Problem to work on
State how many lines in the entries below contain "Penggugat". Write nothing but the number.

─── Material ───

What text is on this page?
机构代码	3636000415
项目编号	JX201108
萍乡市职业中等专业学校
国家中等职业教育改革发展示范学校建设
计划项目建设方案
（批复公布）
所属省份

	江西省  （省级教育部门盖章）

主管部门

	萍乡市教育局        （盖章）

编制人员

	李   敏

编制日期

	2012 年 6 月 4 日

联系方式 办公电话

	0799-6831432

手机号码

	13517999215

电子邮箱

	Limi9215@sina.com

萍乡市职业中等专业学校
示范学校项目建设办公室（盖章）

───
─── Material ───

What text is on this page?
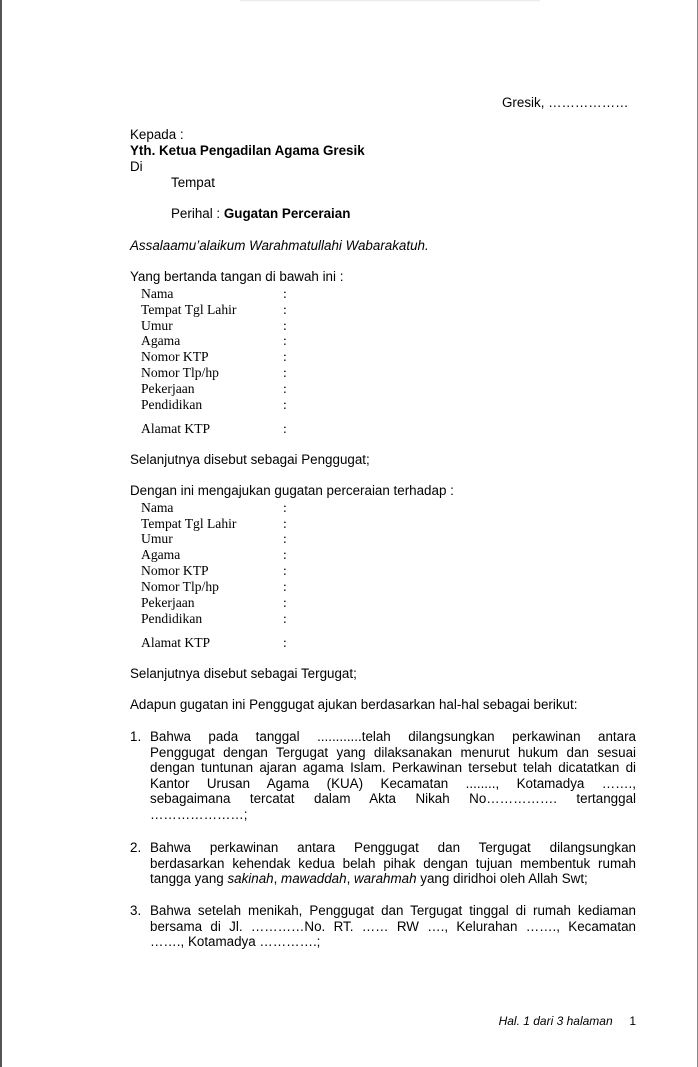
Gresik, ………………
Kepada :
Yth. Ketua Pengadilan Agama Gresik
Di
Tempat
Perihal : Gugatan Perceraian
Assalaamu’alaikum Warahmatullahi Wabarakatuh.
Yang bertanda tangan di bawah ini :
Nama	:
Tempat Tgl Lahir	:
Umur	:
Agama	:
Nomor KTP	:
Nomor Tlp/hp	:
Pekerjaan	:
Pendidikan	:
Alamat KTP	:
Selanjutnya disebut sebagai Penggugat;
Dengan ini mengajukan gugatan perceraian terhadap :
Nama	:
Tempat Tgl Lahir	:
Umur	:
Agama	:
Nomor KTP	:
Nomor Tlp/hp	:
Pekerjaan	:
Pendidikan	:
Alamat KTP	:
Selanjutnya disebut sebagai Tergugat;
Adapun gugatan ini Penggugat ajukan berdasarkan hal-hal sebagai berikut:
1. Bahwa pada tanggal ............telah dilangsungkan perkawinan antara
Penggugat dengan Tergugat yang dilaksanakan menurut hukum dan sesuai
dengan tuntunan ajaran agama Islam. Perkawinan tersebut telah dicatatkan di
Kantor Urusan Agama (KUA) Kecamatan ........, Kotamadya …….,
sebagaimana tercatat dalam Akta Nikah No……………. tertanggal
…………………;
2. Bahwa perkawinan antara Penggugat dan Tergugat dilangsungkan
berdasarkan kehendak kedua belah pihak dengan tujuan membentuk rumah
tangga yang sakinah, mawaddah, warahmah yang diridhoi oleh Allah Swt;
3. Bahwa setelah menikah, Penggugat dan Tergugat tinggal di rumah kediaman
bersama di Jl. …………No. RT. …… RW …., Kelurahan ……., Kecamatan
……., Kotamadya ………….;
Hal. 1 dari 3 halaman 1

───

Solution
5